### YOUR GOAL
Everything in the listing should be restated word for word.

### PROVIDED INFORMATION

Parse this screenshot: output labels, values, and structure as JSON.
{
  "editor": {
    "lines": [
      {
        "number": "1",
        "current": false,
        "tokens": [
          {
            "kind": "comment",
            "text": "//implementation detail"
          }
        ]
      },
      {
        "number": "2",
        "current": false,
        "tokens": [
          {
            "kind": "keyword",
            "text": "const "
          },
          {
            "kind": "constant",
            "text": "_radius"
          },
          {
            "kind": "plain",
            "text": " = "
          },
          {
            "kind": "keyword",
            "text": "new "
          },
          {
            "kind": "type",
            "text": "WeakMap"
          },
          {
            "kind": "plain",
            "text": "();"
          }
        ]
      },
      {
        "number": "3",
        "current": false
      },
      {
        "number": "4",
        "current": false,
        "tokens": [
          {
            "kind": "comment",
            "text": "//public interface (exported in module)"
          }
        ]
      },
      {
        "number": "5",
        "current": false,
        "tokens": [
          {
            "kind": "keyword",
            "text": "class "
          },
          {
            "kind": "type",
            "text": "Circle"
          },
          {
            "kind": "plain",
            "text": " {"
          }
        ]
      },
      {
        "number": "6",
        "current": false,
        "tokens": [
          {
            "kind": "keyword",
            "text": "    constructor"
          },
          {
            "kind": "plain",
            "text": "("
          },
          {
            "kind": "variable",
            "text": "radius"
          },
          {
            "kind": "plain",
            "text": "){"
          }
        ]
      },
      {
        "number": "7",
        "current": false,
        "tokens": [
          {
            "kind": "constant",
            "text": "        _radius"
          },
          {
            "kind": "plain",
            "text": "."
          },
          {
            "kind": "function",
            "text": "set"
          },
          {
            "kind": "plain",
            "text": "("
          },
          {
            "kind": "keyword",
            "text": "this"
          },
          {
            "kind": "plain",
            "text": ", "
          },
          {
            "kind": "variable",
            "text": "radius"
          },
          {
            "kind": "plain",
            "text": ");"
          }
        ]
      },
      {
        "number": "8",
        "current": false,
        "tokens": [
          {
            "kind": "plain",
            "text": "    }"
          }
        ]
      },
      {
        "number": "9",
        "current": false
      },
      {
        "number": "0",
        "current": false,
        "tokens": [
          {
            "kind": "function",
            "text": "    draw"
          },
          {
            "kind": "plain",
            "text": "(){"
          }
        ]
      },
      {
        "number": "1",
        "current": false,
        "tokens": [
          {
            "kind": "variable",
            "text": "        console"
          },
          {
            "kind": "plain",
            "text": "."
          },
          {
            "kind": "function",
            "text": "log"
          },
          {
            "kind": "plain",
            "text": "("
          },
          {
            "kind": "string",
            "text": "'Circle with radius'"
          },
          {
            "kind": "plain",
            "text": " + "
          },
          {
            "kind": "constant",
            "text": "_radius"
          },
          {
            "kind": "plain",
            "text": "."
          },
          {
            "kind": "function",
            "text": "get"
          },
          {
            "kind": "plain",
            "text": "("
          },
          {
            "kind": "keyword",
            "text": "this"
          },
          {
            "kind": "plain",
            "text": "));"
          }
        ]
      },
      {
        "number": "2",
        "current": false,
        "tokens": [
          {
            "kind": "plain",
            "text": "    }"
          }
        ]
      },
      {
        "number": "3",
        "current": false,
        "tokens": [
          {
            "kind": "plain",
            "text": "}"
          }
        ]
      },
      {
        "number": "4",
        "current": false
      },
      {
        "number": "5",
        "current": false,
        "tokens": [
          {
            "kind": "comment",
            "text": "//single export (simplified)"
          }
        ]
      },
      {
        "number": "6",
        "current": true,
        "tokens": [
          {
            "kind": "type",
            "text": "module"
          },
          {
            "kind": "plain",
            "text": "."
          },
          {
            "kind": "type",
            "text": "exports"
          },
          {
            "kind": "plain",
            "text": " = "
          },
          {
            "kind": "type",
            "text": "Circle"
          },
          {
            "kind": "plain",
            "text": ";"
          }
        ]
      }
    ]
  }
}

### RESULT BELOW
Parse this screenshot: output labels, values, and structure as JSON.
{
  "editor": {
    "lines": [
      {
        "number": "1",
        "current": false,
        "tokens": [
          {
            "kind": "comment",
            "text": "//implementation detail"
          }
        ]
      },
      {
        "number": "2",
        "current": false,
        "tokens": [
          {
            "kind": "keyword",
            "text": "const "
          },
          {
            "kind": "constant",
            "text": "_radius"
          },
          {
            "kind": "plain",
            "text": " = "
          },
          {
            "kind": "keyword",
            "text": "new "
          },
          {
            "kind": "type",
            "text": "WeakMap"
          },
          {
            "kind": "plain",
            "text": "();"
          }
        ]
      },
      {
        "number": "3",
        "current": false
      },
      {
        "number": "4",
        "current": false,
        "tokens": [
          {
            "kind": "comment",
            "text": "//public interface (exported in module)"
          }
        ]
      },
      {
        "number": "5",
        "current": false,
        "tokens": [
          {
            "kind": "keyword",
            "text": "class "
          },
          {
            "kind": "type",
            "text": "Circle"
          },
          {
            "kind": "plain",
            "text": " {"
          }
        ]
      },
      {
        "number": "6",
        "current": false,
        "tokens": [
          {
            "kind": "keyword",
            "text": "    constructor"
          },
          {
            "kind": "plain",
            "text": "("
          },
          {
            "kind": "variable",
            "text": "radius"
          },
          {
            "kind": "plain",
            "text": "){"
          }
        ]
      },
      {
        "number": "7",
        "current": false,
        "tokens": [
          {
            "kind": "constant",
            "text": "        _radius"
          },
          {
            "kind": "plain",
            "text": "."
          },
          {
            "kind": "function",
            "text": "set"
          },
          {
            "kind": "plain",
            "text": "("
          },
          {
            "kind": "keyword",
            "text": "this"
          },
          {
            "kind": "plain",
            "text": ", "
          },
          {
            "kind": "variable",
            "text": "radius"
          },
          {
            "kind": "plain",
            "text": ");"
          }
        ]
      },
      {
        "number": "8",
        "current": false,
        "tokens": [
          {
            "kind": "plain",
            "text": "    }"
          }
        ]
      },
      {
        "number": "9",
        "current": false
      },
      {
        "number": "0",
        "current": false,
        "tokens": [
          {
            "kind": "function",
            "text": "    draw"
          },
          {
            "kind": "plain",
            "text": "(){"
          }
        ]
      },
      {
        "number": "1",
        "current": false,
        "tokens": [
          {
            "kind": "variable",
            "text": "        console"
          },
          {
            "kind": "plain",
            "text": "."
          },
          {
            "kind": "function",
            "text": "log"
          },
          {
            "kind": "plain",
            "text": "("
          },
          {
            "kind": "string",
            "text": "'Circle with radius'"
          },
          {
            "kind": "plain",
            "text": " + "
          },
          {
            "kind": "constant",
            "text": "_radius"
          },
          {
            "kind": "plain",
            "text": "."
          },
          {
            "kind": "function",
            "text": "get"
          },
          {
            "kind": "plain",
            "text": "("
          },
          {
            "kind": "keyword",
            "text": "this"
          },
          {
            "kind": "plain",
            "text": "));"
          }
        ]
      },
      {
        "number": "2",
        "current": false,
        "tokens": [
          {
            "kind": "plain",
            "text": "    }"
          }
        ]
      },
      {
        "number": "3",
        "current": false,
        "tokens": [
          {
            "kind": "plain",
            "text": "}"
          }
        ]
      },
      {
        "number": "4",
        "current": false
      },
      {
        "number": "5",
        "current": false,
        "tokens": [
          {
            "kind": "comment",
            "text": "//single export (simplified)"
          }
        ]
      },
      {
        "number": "6",
        "current": true,
        "tokens": [
          {
            "kind": "type",
            "text": "module"
          },
          {
            "kind": "plain",
            "text": "."
          },
          {
            "kind": "type",
            "text": "exports"
          },
          {
            "kind": "plain",
            "text": " = "
          },
          {
            "kind": "type",
            "text": "Circle"
          },
          {
            "kind": "plain",
            "text": ";"
          }
        ]
      }
    ]
  }
}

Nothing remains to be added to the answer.